===== Excerpted data
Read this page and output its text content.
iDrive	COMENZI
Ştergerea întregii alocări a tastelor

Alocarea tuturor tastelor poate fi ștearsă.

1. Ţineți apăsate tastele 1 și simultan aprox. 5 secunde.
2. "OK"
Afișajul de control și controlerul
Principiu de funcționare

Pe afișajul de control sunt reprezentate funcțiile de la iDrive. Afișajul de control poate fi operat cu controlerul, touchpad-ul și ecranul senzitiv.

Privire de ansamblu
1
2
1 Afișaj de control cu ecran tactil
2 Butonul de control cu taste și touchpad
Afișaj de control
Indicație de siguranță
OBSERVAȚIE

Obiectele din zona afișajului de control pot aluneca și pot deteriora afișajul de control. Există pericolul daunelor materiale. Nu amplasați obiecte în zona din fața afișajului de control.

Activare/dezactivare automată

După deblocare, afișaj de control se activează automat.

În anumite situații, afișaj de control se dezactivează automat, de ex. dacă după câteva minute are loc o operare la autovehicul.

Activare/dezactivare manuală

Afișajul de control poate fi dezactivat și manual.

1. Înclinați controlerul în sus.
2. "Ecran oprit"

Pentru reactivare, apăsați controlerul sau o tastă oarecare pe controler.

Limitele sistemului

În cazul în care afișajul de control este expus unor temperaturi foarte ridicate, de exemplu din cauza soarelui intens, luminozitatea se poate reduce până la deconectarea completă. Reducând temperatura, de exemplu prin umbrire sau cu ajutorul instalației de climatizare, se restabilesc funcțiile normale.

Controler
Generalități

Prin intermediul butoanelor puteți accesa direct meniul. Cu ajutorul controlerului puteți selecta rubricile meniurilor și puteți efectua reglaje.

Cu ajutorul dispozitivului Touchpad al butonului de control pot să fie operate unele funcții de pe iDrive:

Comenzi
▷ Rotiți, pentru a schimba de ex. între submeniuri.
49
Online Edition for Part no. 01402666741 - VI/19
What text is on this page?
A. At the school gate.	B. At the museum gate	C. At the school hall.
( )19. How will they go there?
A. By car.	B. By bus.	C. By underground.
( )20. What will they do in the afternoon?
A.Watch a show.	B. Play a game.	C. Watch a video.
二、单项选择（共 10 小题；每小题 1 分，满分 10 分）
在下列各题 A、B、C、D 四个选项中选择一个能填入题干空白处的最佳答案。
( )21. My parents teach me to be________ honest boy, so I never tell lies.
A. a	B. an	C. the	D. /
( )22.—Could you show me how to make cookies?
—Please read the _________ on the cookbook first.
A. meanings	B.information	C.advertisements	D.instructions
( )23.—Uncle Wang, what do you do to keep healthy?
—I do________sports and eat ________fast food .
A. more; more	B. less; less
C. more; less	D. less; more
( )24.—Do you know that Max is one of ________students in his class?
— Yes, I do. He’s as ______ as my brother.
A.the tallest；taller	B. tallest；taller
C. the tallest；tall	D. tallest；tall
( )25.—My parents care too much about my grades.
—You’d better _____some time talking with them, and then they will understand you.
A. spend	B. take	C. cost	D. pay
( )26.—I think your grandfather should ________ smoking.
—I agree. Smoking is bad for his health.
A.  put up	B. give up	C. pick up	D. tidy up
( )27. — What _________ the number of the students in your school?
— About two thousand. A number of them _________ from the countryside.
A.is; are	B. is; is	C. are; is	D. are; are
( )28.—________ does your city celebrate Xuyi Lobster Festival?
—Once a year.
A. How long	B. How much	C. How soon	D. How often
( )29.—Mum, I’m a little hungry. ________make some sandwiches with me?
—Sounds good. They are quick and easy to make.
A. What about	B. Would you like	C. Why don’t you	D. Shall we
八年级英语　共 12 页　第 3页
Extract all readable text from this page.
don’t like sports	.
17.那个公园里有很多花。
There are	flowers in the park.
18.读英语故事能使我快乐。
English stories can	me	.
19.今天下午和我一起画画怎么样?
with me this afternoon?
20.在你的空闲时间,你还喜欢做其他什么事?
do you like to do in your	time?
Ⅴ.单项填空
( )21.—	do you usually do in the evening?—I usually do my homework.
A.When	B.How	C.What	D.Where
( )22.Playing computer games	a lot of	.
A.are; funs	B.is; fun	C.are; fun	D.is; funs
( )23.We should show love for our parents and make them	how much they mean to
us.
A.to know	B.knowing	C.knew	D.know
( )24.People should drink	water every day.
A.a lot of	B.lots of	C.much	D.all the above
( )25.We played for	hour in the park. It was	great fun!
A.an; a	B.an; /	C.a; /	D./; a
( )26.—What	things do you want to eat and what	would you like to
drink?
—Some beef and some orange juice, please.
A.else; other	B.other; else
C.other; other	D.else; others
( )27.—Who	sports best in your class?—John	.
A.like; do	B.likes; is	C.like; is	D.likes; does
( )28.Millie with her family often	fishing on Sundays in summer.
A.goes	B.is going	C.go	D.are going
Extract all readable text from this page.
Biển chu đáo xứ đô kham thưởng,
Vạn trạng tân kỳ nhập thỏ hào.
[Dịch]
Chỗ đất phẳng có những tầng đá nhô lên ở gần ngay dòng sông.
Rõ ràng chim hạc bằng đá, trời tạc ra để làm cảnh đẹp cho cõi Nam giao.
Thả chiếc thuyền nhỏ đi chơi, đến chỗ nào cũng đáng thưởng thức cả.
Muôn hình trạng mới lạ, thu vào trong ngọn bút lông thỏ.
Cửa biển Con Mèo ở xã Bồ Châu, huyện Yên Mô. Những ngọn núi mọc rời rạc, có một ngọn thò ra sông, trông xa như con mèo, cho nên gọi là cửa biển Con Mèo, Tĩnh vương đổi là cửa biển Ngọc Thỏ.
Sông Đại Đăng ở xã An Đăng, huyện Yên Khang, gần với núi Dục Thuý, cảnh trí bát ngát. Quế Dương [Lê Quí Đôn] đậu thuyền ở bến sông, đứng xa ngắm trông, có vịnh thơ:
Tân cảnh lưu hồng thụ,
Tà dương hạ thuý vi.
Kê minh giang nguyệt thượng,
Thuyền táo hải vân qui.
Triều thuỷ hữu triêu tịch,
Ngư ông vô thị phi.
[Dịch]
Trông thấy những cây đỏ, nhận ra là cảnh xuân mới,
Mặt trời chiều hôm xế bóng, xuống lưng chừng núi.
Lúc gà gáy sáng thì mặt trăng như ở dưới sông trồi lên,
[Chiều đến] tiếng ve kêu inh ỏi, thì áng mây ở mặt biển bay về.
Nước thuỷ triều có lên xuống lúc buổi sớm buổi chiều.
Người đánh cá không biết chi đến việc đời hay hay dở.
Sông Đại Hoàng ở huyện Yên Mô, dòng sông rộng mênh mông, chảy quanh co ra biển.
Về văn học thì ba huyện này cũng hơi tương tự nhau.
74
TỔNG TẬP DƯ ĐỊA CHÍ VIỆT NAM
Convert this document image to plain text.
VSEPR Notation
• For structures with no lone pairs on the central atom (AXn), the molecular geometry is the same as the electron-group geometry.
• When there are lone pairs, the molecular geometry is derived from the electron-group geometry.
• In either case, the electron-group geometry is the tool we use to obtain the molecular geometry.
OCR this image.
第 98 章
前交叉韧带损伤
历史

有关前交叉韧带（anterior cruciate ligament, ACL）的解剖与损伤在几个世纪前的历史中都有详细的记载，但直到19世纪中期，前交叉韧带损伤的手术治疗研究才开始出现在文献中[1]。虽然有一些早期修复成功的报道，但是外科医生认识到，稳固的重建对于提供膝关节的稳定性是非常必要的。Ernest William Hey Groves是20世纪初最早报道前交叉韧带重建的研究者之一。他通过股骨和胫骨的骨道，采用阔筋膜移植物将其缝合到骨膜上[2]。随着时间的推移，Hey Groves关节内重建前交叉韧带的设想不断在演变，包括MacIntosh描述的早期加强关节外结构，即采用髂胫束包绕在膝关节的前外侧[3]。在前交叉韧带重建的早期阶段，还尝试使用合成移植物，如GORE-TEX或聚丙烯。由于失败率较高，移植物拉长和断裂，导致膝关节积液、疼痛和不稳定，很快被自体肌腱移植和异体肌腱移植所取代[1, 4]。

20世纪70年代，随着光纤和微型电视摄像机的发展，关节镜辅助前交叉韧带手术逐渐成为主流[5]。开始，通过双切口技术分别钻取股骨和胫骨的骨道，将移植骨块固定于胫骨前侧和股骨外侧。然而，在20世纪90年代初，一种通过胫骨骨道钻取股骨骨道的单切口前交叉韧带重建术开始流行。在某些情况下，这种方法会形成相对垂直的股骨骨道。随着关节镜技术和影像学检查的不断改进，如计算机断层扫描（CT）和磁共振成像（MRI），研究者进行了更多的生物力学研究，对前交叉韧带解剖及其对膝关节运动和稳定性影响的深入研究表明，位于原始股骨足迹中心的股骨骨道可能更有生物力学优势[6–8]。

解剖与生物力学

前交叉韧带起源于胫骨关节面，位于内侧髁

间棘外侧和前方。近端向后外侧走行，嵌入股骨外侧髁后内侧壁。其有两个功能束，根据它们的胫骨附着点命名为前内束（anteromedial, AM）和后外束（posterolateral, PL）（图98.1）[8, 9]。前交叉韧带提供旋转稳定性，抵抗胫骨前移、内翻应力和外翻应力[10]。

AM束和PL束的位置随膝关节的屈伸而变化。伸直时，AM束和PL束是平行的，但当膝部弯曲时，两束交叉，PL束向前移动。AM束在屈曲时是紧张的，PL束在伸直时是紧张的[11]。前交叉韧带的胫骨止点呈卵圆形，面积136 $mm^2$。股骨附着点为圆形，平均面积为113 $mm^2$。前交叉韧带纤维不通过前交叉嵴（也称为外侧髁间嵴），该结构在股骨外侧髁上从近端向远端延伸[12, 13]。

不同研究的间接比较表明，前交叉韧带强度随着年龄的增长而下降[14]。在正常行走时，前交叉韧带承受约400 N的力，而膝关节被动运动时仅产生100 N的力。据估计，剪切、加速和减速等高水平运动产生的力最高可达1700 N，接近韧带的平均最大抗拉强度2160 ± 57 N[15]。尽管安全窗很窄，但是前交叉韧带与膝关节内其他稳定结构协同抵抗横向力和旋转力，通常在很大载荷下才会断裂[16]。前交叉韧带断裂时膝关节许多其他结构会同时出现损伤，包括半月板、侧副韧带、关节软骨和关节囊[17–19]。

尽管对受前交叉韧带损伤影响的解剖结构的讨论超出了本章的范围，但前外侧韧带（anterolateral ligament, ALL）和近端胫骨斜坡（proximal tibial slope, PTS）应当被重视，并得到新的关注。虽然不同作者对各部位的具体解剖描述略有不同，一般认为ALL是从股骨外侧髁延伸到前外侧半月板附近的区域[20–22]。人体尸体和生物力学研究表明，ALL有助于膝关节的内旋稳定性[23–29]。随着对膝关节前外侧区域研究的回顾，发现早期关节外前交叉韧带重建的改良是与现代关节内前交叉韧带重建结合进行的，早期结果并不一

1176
==========
Exercise objective: Copy each line containing the word "When" from the data.

Expected answer:
A.When	B.How	C.What	D.Where
• When there are lone pairs, the molecular geometry is derived from the electron-group geometry.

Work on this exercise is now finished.